*Lines of data*
* BEGIN *

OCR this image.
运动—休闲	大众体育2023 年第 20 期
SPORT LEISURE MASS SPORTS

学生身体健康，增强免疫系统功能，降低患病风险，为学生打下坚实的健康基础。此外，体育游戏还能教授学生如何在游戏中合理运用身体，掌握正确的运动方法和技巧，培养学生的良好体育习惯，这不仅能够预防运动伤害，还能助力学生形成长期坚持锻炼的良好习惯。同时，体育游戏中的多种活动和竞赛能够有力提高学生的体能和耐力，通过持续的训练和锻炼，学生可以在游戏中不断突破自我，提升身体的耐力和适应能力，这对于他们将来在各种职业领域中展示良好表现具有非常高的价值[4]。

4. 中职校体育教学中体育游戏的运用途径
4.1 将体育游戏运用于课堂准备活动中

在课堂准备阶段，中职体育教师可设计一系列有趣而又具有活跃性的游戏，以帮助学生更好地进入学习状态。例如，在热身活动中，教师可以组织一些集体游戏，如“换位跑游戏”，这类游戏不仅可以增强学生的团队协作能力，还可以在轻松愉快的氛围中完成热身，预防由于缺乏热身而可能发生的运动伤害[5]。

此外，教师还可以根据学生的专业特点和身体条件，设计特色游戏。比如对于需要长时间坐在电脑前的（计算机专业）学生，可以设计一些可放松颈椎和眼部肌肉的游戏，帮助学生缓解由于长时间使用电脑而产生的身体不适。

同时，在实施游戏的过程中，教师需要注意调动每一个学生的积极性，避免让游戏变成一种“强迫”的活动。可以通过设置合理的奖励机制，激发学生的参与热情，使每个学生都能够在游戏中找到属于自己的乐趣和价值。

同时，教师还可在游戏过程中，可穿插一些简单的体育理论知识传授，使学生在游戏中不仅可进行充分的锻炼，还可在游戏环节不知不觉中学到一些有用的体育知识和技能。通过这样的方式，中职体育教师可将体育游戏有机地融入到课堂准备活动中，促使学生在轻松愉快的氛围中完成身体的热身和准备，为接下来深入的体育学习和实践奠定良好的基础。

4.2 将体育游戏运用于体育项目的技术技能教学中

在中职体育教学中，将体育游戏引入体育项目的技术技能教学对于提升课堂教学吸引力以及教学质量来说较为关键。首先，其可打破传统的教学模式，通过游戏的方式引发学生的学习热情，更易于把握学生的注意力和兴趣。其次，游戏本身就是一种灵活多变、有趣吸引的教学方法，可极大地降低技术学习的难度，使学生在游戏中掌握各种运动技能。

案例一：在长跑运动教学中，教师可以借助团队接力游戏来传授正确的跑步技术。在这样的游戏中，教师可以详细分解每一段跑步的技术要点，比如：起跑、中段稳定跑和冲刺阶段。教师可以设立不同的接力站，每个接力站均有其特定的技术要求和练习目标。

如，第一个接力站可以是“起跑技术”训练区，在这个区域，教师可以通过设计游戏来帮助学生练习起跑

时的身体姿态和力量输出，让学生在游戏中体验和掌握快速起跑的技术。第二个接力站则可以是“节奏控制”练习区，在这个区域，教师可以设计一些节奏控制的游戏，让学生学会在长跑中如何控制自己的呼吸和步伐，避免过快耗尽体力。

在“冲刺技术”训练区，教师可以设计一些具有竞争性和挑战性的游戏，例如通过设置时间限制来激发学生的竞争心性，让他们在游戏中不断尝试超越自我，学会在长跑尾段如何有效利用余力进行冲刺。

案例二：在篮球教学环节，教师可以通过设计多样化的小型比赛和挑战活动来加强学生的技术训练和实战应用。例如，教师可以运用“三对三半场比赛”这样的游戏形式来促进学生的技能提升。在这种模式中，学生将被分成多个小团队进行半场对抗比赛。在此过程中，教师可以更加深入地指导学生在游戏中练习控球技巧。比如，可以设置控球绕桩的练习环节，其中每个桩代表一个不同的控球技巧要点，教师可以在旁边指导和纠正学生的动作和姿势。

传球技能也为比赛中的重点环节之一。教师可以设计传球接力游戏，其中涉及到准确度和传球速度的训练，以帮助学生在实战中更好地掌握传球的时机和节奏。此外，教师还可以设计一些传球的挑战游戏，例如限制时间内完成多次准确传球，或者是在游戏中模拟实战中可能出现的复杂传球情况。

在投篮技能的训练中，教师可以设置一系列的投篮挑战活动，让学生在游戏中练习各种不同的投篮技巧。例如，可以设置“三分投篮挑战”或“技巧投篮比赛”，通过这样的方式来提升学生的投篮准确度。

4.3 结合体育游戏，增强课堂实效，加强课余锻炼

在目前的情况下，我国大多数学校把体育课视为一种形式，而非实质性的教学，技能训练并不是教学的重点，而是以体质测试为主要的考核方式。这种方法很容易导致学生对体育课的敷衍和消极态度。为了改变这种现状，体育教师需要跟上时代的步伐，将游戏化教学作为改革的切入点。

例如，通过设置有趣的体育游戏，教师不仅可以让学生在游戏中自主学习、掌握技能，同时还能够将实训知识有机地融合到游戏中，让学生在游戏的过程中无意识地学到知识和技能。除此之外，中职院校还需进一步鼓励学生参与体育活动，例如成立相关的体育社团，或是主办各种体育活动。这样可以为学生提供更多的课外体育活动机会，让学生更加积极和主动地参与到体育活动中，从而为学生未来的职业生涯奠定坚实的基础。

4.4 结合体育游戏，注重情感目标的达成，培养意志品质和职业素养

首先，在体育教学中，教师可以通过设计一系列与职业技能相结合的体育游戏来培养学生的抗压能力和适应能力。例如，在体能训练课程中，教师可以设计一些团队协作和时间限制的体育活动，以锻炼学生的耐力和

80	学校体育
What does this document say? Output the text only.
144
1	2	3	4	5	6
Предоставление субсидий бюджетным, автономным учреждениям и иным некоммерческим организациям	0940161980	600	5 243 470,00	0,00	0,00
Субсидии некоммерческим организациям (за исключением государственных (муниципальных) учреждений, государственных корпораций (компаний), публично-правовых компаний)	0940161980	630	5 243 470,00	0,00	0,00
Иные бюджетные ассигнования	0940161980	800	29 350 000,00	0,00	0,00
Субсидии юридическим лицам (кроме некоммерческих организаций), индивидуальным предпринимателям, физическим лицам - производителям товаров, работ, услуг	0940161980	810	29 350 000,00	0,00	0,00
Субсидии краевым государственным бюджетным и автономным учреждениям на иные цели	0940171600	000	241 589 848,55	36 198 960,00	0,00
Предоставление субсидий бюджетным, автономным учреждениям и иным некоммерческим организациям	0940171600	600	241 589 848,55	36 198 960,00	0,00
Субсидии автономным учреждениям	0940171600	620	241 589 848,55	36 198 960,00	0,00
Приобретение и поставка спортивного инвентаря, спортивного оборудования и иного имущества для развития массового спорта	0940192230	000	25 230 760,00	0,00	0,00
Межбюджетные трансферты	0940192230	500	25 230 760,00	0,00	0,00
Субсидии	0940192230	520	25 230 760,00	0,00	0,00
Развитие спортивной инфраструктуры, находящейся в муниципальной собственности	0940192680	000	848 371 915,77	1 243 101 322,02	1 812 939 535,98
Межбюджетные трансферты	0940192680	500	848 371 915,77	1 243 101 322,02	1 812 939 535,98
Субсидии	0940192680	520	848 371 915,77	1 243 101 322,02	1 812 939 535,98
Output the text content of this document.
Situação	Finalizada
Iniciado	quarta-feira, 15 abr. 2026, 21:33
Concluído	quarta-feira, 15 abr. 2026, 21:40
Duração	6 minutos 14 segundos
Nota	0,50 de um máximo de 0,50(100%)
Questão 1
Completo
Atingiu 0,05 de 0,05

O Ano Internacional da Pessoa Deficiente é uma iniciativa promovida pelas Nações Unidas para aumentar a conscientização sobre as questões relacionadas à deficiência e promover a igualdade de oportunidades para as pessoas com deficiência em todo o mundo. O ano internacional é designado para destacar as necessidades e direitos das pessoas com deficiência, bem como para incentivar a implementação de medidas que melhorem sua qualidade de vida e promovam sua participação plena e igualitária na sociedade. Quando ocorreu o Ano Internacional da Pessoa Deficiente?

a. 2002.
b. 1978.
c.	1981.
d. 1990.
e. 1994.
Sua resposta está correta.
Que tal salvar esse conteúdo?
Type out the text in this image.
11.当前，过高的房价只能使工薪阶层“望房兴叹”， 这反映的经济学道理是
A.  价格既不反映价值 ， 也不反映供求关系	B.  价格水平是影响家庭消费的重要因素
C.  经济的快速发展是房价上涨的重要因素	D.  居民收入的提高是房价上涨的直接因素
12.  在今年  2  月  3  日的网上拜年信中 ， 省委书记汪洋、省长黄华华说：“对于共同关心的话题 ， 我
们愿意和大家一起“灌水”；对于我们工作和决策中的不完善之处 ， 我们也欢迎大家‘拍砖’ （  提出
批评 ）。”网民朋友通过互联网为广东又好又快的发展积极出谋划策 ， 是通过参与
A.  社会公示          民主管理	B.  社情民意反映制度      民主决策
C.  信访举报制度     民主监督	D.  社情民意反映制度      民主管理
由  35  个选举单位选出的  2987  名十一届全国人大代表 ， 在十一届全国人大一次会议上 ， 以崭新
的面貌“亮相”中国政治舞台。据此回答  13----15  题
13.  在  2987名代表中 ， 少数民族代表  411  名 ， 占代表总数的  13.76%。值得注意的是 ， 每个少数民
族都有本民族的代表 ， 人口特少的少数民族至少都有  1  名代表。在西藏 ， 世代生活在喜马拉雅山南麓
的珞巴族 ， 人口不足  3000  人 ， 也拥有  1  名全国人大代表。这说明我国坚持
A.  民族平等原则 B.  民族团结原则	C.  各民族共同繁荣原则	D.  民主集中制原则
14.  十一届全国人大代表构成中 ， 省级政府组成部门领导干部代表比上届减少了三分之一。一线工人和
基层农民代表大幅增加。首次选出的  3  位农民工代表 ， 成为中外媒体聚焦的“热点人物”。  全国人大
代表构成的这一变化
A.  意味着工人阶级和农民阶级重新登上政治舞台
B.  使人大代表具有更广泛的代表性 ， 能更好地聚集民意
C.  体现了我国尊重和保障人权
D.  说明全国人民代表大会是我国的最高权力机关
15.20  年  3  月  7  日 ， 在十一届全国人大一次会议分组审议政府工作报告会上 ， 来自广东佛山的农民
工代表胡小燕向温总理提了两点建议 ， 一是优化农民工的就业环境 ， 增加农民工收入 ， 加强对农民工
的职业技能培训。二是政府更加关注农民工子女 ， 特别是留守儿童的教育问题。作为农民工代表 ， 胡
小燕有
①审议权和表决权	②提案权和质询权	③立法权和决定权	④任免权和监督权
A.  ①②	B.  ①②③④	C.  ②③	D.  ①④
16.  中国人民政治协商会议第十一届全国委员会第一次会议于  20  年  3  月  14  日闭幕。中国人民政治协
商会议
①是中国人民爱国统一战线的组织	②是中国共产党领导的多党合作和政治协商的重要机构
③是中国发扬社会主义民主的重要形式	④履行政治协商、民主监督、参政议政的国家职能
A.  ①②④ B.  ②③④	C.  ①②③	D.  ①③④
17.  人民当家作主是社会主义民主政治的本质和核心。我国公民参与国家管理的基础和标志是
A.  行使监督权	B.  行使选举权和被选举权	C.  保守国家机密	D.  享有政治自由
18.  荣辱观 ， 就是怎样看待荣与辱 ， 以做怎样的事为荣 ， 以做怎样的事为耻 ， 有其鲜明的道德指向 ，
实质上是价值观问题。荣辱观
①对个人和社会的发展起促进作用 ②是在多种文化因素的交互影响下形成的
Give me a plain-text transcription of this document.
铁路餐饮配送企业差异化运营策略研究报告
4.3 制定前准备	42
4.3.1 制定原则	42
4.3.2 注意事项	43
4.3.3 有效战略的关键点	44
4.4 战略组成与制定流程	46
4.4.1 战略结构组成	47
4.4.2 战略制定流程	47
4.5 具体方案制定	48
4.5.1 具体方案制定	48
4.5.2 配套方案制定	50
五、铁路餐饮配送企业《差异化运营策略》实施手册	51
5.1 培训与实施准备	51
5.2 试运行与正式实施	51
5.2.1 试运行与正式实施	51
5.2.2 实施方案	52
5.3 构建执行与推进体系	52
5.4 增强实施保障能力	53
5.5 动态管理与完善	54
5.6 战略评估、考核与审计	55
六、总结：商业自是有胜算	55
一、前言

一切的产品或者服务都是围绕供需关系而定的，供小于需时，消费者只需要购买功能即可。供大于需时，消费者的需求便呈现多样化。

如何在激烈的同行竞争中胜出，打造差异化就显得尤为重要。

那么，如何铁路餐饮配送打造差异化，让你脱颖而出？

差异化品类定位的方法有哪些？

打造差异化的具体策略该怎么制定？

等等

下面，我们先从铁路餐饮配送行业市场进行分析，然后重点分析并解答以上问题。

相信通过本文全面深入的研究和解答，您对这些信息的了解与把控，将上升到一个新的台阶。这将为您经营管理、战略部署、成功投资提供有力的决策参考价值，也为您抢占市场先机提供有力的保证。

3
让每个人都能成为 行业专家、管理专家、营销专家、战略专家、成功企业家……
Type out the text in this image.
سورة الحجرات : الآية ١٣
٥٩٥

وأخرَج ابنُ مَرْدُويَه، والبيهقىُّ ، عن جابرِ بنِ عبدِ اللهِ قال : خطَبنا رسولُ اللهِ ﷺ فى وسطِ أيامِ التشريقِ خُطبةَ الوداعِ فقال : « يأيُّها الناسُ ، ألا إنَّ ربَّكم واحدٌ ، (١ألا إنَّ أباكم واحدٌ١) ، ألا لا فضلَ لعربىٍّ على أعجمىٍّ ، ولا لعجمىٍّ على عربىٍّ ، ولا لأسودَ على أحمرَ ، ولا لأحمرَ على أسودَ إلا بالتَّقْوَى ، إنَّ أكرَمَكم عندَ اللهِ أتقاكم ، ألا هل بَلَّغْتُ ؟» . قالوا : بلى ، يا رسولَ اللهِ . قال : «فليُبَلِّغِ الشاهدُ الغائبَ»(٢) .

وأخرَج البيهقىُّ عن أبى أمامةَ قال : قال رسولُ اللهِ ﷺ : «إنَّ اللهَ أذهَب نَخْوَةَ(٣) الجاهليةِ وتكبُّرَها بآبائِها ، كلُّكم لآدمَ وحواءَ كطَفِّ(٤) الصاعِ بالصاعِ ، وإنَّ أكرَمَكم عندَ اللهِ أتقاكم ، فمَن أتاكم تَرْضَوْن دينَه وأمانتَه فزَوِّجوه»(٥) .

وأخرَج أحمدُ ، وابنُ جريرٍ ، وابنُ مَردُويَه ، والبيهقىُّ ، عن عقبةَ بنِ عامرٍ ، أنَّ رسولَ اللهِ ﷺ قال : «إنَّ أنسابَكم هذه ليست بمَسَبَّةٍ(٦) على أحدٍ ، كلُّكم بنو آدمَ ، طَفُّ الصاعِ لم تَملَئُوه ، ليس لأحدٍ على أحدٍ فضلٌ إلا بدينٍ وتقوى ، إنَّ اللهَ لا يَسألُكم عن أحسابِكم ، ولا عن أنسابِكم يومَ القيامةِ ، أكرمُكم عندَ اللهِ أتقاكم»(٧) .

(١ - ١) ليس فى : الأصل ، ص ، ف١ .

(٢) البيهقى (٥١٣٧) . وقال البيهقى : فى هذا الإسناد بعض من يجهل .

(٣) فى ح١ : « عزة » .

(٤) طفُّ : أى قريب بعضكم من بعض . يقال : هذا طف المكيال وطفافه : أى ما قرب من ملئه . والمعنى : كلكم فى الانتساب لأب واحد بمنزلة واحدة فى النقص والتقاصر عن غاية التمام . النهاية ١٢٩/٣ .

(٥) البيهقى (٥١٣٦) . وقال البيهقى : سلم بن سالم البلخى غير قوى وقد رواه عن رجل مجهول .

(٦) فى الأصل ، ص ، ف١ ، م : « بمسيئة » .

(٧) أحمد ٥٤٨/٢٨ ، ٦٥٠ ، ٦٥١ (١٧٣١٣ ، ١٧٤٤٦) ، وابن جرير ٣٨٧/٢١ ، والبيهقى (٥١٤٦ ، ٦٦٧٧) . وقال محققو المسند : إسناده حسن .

* END *

*WRITTEN REQUEST*
Search the preceding listing for "трансферты" and extract every line where it is found.

*RESULT FOR THIS EXERCISE*
Межбюджетные трансферты	0940192230	500	25 230 760,00	0,00	0,00
Межбюджетные трансферты	0940192680	500	848 371 915,77	1 243 101 322,02	1 812 939 535,98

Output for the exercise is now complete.